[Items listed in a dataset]
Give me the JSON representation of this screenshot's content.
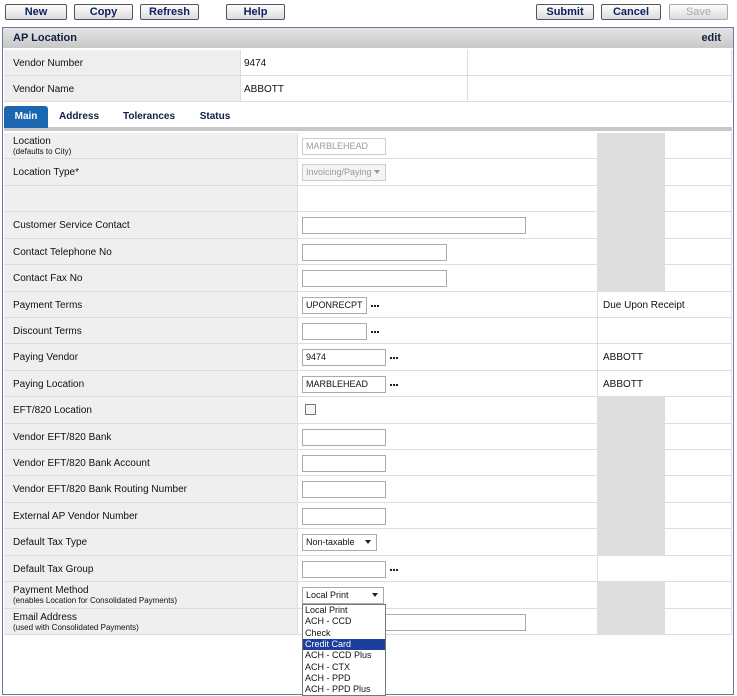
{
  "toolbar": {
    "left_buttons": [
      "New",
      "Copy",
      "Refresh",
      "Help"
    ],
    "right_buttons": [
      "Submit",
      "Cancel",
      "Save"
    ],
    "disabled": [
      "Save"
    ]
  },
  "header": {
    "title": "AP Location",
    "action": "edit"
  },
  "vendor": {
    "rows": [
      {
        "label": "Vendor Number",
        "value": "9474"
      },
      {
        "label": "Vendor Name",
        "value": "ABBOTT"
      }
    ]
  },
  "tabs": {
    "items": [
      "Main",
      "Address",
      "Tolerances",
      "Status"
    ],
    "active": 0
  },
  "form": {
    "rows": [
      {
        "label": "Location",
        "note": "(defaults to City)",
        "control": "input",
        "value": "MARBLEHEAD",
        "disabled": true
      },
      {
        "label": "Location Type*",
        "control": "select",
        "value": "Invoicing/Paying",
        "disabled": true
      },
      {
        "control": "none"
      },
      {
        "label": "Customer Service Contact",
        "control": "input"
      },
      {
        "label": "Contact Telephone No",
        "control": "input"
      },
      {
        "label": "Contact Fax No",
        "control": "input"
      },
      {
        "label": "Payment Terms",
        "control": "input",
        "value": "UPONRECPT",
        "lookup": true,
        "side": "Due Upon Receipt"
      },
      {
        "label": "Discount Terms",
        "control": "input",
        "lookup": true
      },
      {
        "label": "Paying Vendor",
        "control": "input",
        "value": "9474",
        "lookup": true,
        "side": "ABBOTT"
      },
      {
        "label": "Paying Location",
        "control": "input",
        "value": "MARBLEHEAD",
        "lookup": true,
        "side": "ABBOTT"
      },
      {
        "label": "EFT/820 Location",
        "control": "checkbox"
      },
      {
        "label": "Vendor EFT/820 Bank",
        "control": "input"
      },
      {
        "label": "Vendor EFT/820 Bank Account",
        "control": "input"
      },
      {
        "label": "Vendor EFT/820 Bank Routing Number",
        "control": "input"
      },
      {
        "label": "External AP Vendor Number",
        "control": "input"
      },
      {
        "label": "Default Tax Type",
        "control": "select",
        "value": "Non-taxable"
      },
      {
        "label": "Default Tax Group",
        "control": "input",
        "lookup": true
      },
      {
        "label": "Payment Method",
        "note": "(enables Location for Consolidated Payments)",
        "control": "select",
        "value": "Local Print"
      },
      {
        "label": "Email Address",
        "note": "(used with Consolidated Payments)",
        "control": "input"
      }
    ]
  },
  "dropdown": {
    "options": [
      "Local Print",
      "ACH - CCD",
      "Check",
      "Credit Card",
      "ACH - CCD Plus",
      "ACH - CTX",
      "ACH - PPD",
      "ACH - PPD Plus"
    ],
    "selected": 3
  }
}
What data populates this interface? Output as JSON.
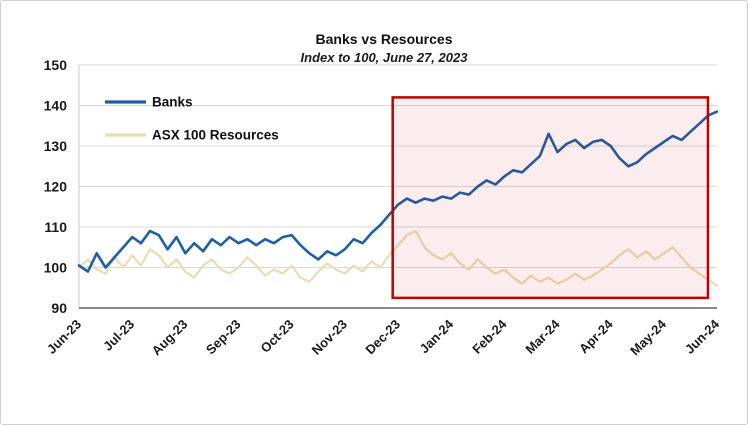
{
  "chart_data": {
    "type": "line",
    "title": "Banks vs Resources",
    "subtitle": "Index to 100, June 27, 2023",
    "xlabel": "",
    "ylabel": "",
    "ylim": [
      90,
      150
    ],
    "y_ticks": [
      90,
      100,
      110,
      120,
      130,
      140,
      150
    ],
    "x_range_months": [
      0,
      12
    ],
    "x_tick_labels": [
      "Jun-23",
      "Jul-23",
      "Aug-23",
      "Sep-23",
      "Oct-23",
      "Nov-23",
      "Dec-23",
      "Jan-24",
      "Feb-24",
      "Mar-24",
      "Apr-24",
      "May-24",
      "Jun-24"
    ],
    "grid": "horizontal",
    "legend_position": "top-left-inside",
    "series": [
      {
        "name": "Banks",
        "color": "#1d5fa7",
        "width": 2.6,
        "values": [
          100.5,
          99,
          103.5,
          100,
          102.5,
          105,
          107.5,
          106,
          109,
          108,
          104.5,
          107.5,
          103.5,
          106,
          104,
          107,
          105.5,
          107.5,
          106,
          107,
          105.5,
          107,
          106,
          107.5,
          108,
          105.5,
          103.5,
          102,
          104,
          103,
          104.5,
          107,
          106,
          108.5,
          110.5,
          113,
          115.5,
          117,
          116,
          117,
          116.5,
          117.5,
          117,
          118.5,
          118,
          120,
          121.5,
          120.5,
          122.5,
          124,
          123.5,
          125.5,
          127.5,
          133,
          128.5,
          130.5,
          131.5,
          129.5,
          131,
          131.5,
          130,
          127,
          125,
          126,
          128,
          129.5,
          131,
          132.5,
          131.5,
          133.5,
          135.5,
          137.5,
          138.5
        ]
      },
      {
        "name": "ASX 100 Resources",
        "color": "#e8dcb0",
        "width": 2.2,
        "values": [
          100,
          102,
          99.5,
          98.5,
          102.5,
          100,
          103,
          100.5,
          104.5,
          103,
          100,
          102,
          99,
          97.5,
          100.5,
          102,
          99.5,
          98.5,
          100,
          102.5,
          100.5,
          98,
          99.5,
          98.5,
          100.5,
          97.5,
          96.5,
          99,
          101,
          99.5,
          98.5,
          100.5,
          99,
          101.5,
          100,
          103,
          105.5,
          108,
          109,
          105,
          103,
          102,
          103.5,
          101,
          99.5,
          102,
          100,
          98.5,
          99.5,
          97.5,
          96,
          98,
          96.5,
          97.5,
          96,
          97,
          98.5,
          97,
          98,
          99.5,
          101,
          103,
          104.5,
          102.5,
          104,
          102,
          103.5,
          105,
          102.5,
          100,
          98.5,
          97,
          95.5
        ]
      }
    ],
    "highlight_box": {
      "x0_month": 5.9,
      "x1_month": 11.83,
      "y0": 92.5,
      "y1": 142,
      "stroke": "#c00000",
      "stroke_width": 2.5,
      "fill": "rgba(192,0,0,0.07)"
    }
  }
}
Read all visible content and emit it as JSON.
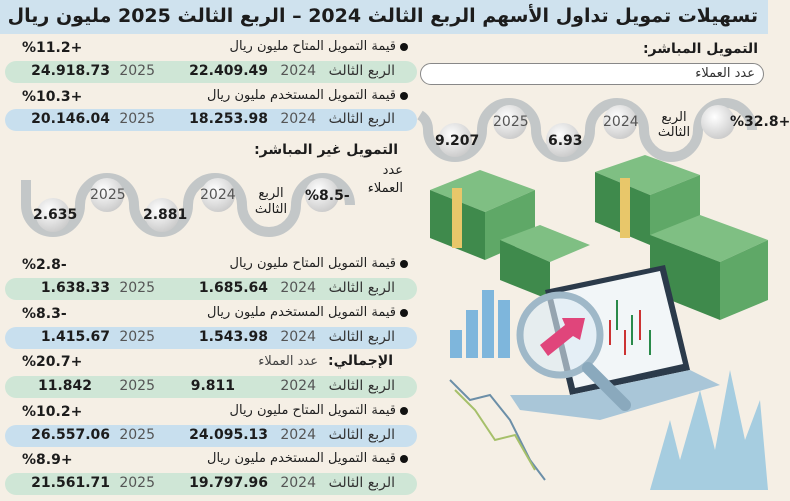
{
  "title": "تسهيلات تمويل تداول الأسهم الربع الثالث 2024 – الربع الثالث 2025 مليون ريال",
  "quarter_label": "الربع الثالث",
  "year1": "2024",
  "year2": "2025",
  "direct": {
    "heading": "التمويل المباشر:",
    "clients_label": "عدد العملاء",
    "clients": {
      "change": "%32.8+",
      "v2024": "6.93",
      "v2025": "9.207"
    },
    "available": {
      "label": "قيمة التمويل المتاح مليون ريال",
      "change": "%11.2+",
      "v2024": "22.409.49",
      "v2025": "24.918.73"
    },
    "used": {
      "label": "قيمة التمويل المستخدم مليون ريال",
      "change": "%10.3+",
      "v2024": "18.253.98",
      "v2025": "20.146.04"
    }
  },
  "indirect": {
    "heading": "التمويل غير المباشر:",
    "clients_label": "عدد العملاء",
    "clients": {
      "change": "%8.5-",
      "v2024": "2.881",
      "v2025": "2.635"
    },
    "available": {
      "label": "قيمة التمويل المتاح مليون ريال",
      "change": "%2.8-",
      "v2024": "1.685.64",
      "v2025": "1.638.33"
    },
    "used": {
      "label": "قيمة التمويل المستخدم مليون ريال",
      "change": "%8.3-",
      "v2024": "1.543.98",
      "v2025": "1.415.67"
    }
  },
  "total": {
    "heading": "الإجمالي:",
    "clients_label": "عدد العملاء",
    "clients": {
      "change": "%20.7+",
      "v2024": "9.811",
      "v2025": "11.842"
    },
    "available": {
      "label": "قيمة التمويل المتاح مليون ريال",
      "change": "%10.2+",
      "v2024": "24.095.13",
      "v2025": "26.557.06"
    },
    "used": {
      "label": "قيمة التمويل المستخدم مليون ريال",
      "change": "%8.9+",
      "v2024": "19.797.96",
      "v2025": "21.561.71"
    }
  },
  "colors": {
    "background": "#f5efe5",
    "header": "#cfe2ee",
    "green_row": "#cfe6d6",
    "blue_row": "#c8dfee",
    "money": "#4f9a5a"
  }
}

* * *

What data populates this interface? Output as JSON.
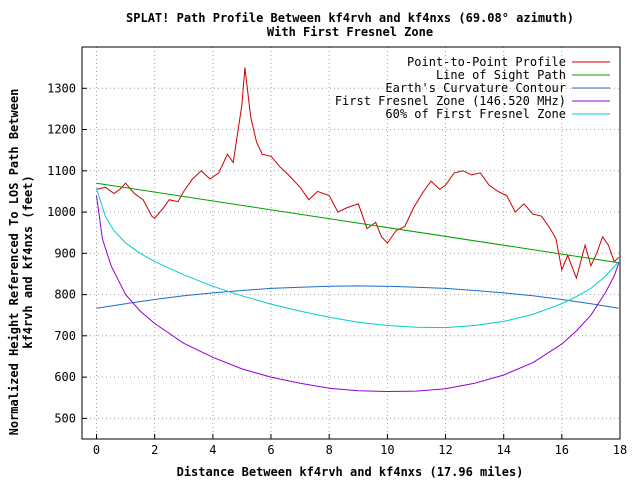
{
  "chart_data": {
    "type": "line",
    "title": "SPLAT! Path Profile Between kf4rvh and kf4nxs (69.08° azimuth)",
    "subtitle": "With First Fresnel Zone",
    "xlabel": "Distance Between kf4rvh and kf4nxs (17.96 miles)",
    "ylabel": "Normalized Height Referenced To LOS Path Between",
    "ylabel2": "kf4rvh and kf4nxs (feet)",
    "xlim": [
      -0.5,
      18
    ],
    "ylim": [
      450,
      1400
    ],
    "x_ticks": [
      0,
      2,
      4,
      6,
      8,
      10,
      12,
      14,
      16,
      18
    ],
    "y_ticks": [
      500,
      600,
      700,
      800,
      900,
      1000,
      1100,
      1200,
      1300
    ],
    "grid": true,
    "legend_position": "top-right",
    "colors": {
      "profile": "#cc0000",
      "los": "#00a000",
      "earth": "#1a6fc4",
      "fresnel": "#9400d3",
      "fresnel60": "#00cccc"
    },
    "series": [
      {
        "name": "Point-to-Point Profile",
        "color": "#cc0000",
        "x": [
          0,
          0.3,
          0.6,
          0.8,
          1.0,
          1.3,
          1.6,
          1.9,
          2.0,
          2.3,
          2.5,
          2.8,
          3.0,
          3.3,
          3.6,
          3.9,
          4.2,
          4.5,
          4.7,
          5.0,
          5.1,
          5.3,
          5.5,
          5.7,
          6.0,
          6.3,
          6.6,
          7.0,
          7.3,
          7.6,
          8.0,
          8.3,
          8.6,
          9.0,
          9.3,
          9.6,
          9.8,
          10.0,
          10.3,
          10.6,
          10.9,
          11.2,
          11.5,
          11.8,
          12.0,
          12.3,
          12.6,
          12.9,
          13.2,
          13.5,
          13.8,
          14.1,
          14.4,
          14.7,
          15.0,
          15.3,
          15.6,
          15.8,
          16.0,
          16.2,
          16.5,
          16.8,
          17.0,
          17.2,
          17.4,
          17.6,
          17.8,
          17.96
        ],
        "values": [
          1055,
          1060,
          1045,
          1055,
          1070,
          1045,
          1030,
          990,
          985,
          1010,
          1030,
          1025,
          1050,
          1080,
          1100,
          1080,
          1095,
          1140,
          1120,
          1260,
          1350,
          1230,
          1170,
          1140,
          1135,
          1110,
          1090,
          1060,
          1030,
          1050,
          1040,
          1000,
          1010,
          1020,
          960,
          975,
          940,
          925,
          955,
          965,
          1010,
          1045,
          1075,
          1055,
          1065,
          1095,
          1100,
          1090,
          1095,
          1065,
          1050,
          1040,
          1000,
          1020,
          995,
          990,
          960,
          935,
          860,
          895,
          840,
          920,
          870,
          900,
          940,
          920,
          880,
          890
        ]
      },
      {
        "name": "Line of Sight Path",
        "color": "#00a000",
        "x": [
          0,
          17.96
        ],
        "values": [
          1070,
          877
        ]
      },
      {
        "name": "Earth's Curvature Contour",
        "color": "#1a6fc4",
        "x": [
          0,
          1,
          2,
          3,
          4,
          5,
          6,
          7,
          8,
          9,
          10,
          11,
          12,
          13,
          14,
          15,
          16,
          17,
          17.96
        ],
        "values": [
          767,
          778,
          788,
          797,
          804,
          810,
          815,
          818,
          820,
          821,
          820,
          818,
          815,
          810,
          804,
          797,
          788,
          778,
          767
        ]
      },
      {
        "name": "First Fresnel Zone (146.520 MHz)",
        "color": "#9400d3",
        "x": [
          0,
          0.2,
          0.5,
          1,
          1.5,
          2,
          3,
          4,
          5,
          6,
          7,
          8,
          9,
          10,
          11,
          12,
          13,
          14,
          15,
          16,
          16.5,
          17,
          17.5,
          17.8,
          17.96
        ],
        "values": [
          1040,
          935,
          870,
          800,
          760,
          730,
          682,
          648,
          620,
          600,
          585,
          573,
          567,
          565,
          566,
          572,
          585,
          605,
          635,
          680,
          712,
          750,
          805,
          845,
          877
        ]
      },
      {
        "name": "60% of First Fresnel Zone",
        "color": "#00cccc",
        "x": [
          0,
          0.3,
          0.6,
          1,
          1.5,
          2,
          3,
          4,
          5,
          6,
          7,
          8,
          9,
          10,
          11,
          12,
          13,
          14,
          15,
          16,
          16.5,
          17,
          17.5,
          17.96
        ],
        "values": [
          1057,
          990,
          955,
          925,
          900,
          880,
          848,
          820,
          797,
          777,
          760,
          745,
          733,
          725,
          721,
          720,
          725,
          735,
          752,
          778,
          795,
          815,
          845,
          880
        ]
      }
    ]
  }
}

[WRITTEN INSTRUCTION] Copy each line of the preceding data that contains the string "Paying".

[CORRECT OUTPUT]
        "value": "Invoicing/Paying",
        "label": "Paying Vendor",
        "label": "Paying Location",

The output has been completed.